● PODANY TEKST
○ ○ ○ ○ ○ ○ ○

Nasza Loteria NaM - pasek na kartach artykułów

Wojciech Cejrowski: Człowiek jest drapieżnikiem

Redakcja
Podczas spotkania na Politechnice Wrocławskiej podróżnik opowiadał m.in. o tym, jak skupował plastikowe nocniki, żeby przerobić je na oprawki do okularów.

25 marca, już od godziny 18 w budynku D-20 Politechniki Wrocławskiej ustawiały się kolejki młodych ludzi chcących wejść na spotkanie z Wojciechem Cejrowskim. Autor książek m.in. o Ameryce Południowej spotkał się ze studentami w ramach cyklu „Strefa rozmowy”. Wcześniej gośćmi tego typu spotkań byli już m.in. O.S.T.R. i kabaret Mumio.

Satyryk na początku zaskoczył publiczność. Znany ze swojego zamiłowania do bosych stóp podróżnik, wskoczył w butach na stół i zakomunikował wszystkim:
– Nie możecie być więźniami własnego wizerunku!

○ ○ ○ ○ ○ ○ ○

● ZBIÓR DANYCH

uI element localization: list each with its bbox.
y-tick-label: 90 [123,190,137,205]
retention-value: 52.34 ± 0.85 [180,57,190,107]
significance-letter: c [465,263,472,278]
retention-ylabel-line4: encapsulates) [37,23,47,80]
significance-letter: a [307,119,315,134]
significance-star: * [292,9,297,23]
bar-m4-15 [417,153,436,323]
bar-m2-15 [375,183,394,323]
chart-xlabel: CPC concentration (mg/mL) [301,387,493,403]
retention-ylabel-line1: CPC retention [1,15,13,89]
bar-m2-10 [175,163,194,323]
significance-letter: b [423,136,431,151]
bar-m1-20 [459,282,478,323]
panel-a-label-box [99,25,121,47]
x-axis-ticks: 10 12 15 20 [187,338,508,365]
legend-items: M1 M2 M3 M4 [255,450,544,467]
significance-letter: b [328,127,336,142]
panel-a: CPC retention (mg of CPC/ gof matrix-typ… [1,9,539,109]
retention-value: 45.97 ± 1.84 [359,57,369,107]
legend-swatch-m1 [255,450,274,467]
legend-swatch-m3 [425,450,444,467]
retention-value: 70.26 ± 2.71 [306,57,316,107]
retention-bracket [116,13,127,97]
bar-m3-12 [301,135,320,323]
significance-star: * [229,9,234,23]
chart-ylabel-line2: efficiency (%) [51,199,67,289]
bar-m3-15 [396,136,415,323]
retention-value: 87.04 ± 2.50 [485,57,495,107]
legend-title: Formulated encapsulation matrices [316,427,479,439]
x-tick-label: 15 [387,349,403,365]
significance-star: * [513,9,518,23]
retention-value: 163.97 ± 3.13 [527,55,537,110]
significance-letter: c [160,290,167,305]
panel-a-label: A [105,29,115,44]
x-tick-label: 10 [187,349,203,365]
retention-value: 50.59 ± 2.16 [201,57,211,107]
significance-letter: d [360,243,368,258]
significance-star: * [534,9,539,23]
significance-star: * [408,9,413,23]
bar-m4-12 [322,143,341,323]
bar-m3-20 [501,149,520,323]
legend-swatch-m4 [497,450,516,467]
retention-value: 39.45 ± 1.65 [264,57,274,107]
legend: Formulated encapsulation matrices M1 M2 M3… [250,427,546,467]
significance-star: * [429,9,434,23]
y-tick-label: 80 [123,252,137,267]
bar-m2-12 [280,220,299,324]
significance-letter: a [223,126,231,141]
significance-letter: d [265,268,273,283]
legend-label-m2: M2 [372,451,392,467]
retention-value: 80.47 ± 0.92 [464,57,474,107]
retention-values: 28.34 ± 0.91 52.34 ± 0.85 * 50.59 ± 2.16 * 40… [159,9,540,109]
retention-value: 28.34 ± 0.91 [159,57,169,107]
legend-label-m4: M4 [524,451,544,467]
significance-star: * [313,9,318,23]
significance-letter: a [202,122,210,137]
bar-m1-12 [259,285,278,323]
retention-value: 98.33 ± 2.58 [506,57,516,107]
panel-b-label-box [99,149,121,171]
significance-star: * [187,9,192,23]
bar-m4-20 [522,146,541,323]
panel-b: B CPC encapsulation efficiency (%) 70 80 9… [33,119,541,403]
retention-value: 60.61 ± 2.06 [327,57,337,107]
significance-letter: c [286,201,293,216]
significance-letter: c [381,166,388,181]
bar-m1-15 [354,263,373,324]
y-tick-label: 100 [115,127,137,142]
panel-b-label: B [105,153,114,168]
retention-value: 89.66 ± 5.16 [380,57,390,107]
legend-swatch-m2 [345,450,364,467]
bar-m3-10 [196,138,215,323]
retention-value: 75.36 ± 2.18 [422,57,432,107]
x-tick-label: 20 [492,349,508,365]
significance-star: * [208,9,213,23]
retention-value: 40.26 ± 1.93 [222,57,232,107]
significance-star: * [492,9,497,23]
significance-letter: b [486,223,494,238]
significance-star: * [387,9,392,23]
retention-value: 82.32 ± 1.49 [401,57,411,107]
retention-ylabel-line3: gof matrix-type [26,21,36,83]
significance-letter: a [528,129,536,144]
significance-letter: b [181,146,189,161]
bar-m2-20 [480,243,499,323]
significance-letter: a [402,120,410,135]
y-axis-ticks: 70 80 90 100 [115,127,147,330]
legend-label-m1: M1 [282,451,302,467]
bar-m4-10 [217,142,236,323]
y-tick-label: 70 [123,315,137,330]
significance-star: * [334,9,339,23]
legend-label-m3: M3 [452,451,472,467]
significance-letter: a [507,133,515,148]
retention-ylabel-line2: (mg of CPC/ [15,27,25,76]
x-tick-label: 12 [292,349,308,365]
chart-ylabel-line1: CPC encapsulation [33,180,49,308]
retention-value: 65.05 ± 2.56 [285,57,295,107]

○ ○ ○ ○ ○ ○ ○

● ZADANIA DO WYKONANIA
a) Wypisz wszystkie osoby i zespoły wymienione z nazwy w tekście o spotkaniu na Politechnice Wrocławskiej jako goście cyklu „Strefa rozmowy”.
b) W którym budynku Politechniki Wrocławskiej, według tekstu o spotkaniu, ustawiały się kolejki?
Rekordy nie mają tu żadnego znaczenia.

● ODPOWIEDZI PO KOLEI
a) Wojciech Cejrowski, O.S.T.R., kabaret Mumio

b) W budynku D-20.